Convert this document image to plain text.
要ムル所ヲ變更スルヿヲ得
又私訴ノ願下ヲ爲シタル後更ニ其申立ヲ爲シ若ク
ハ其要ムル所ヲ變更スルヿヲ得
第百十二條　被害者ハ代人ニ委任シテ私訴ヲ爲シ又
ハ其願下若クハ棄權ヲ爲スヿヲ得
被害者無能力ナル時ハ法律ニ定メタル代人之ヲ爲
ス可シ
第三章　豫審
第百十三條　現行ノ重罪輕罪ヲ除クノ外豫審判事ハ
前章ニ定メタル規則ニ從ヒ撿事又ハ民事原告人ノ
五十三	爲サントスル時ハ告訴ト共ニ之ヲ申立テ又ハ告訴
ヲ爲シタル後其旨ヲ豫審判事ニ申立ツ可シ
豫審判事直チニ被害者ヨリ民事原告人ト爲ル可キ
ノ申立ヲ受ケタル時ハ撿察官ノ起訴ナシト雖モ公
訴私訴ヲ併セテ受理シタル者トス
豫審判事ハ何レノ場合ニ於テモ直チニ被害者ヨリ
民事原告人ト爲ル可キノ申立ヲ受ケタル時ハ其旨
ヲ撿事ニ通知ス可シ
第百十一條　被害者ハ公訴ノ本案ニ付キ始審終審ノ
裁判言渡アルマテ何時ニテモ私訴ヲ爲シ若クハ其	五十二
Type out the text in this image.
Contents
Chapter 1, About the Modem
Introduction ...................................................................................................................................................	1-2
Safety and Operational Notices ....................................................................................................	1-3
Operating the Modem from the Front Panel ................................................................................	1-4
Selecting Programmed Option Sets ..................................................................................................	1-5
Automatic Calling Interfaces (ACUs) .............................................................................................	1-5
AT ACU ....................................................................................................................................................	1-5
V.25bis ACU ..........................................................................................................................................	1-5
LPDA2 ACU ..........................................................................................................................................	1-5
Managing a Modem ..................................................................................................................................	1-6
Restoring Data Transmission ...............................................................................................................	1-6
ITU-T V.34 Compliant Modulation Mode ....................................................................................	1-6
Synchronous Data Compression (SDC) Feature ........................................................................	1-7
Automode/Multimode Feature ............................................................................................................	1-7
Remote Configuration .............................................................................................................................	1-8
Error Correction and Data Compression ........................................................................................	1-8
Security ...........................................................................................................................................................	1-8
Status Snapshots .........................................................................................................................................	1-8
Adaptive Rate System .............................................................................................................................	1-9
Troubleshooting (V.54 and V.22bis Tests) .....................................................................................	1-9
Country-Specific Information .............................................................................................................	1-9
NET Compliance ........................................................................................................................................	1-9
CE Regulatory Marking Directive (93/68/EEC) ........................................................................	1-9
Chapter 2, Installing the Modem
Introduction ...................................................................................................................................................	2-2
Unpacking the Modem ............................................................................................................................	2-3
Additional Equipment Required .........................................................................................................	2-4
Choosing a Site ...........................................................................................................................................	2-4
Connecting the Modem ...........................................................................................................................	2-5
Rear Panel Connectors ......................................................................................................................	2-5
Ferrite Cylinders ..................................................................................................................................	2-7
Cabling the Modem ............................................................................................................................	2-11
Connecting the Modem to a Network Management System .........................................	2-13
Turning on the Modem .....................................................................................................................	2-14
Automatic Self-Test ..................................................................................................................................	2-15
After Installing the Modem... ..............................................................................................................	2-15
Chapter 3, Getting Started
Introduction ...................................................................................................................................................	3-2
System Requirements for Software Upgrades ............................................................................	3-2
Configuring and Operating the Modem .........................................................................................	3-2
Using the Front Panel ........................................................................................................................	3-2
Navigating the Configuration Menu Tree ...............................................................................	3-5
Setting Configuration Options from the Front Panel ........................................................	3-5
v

===

Objective:
Give the records above again, word for word.

Written solution:
Convert this document image to plain text.
要ムル所ヲ變更スルヿヲ得
又私訴ノ願下ヲ爲シタル後更ニ其申立ヲ爲シ若ク
ハ其要ムル所ヲ變更スルヿヲ得
第百十二條　被害者ハ代人ニ委任シテ私訴ヲ爲シ又
ハ其願下若クハ棄權ヲ爲スヿヲ得
被害者無能力ナル時ハ法律ニ定メタル代人之ヲ爲
ス可シ
第三章　豫審
第百十三條　現行ノ重罪輕罪ヲ除クノ外豫審判事ハ
前章ニ定メタル規則ニ從ヒ撿事又ハ民事原告人ノ
五十三	爲サントスル時ハ告訴ト共ニ之ヲ申立テ又ハ告訴
ヲ爲シタル後其旨ヲ豫審判事ニ申立ツ可シ
豫審判事直チニ被害者ヨリ民事原告人ト爲ル可キ
ノ申立ヲ受ケタル時ハ撿察官ノ起訴ナシト雖モ公
訴私訴ヲ併セテ受理シタル者トス
豫審判事ハ何レノ場合ニ於テモ直チニ被害者ヨリ
民事原告人ト爲ル可キノ申立ヲ受ケタル時ハ其旨
ヲ撿事ニ通知ス可シ
第百十一條　被害者ハ公訴ノ本案ニ付キ始審終審ノ
裁判言渡アルマテ何時ニテモ私訴ヲ爲シ若クハ其	五十二
Type out the text in this image.
Contents
Chapter 1, About the Modem
Introduction ...................................................................................................................................................	1-2
Safety and Operational Notices ....................................................................................................	1-3
Operating the Modem from the Front Panel ................................................................................	1-4
Selecting Programmed Option Sets ..................................................................................................	1-5
Automatic Calling Interfaces (ACUs) .............................................................................................	1-5
AT ACU ....................................................................................................................................................	1-5
V.25bis ACU ..........................................................................................................................................	1-5
LPDA2 ACU ..........................................................................................................................................	1-5
Managing a Modem ..................................................................................................................................	1-6
Restoring Data Transmission ...............................................................................................................	1-6
ITU-T V.34 Compliant Modulation Mode ....................................................................................	1-6
Synchronous Data Compression (SDC) Feature ........................................................................	1-7
Automode/Multimode Feature ............................................................................................................	1-7
Remote Configuration .............................................................................................................................	1-8
Error Correction and Data Compression ........................................................................................	1-8
Security ...........................................................................................................................................................	1-8
Status Snapshots .........................................................................................................................................	1-8
Adaptive Rate System .............................................................................................................................	1-9
Troubleshooting (V.54 and V.22bis Tests) .....................................................................................	1-9
Country-Specific Information .............................................................................................................	1-9
NET Compliance ........................................................................................................................................	1-9
CE Regulatory Marking Directive (93/68/EEC) ........................................................................	1-9
Chapter 2, Installing the Modem
Introduction ...................................................................................................................................................	2-2
Unpacking the Modem ............................................................................................................................	2-3
Additional Equipment Required .........................................................................................................	2-4
Choosing a Site ...........................................................................................................................................	2-4
Connecting the Modem ...........................................................................................................................	2-5
Rear Panel Connectors ......................................................................................................................	2-5
Ferrite Cylinders ..................................................................................................................................	2-7
Cabling the Modem ............................................................................................................................	2-11
Connecting the Modem to a Network Management System .........................................	2-13
Turning on the Modem .....................................................................................................................	2-14
Automatic Self-Test ..................................................................................................................................	2-15
After Installing the Modem... ..............................................................................................................	2-15
Chapter 3, Getting Started
Introduction ...................................................................................................................................................	3-2
System Requirements for Software Upgrades ............................................................................	3-2
Configuring and Operating the Modem .........................................................................................	3-2
Using the Front Panel ........................................................................................................................	3-2
Navigating the Configuration Menu Tree ...............................................................................	3-5
Setting Configuration Options from the Front Panel ........................................................	3-5
v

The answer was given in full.